[BEGIN DOCUMENT]

I swear, if they did a remake of “Mony Mony,” they’d get Iggy Azalea to shout out Get laid get fucked at the appropriate times.
(James Toth): You’ve each made strong cases against the usual suspects: ukuleles, whistling, yodeling, Iggy Azalea. But there is something more loathsome than these things: popular music’s continued preoccupation with shelves.
The role that shelves play in pop music lyrics is wildly disproportionate to their role in our quotidian existence. I have begun to suspect that the preponderance of mantle-themed song lyrics has less to do with horizontal slabs of material used to display or support objects and more to do with unimaginative attempts to rhyme something with a variation on the word “self.” An example, from the Eagles’ 1974 hit “Already Gone,” written by Jack Tempchin and Robb Strandlund:
Well, I heard some people talking just the other day
And they said you were gonna put me on a shelf
Does there exist any cultural vernacular, any lingo or jargon or slang, in which the phrase “put on a shelf” is used as a euphemism for “spurned?” Consider: “Hey, Travis, are you and Sally Jane still going steady?” “Naw, man, she, err, put me on a shelf.” “Oh, wow, man, tough break.” That conversation has never occurred.

[END DOCUMENT]
[BEGIN DATA PROVIDED]

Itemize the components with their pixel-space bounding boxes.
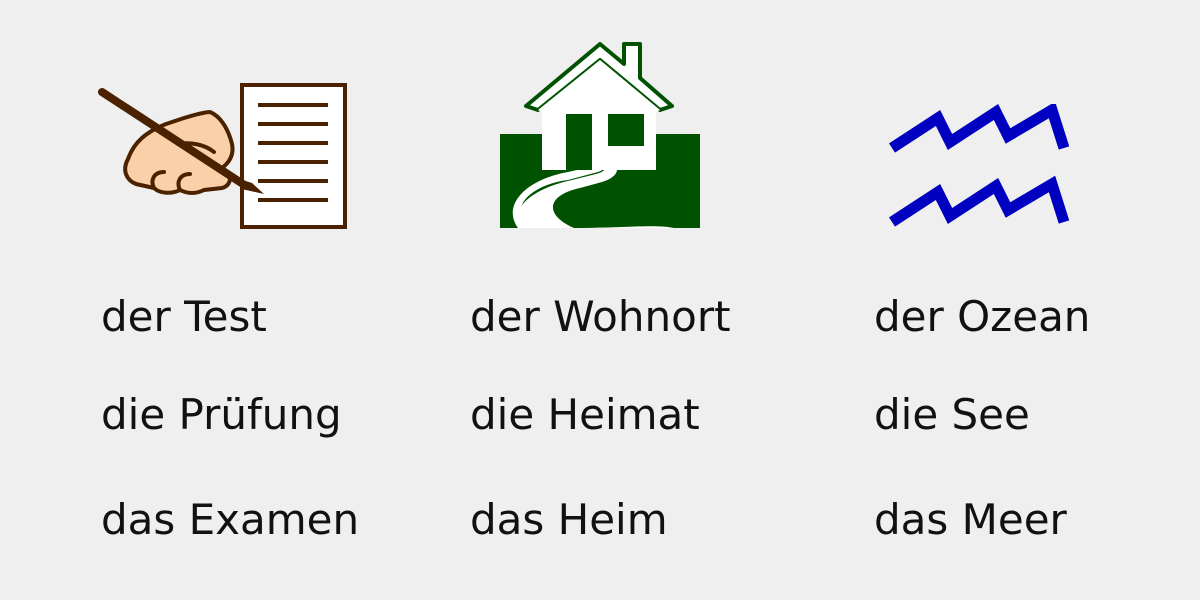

[END DATA PROVIDED]

INSTRUCTIONS TO FOLLOW: Please repeat the part of the passage about shelves in song lyrics that opens with the words containing "The role that" and closes with "has never occurred.", substituting "ledge" for each "shelf".

OUTPUT FOR THIS TASK:
The role that shelves play in pop music lyrics is wildly disproportionate to their role in our quotidian existence. I have begun to suspect that the preponderance of mantle-themed song lyrics has less to do with horizontal slabs of material used to display or support objects and more to do with unimaginative attempts to rhyme something with a variation on the word “self.” An example, from the Eagles’ 1974 hit “Already Gone,” written by Jack Tempchin and Robb Strandlund:
Well, I heard some people talking just the other day
And they said you were gonna put me on a ledge
Does there exist any cultural vernacular, any lingo or jargon or slang, in which the phrase “put on a ledge” is used as a euphemism for “spurned?” Consider: “Hey, Travis, are you and Sally Jane still going steady?” “Naw, man, she, err, put me on a ledge.” “Oh, wow, man, tough break.” That conversation has never occurred.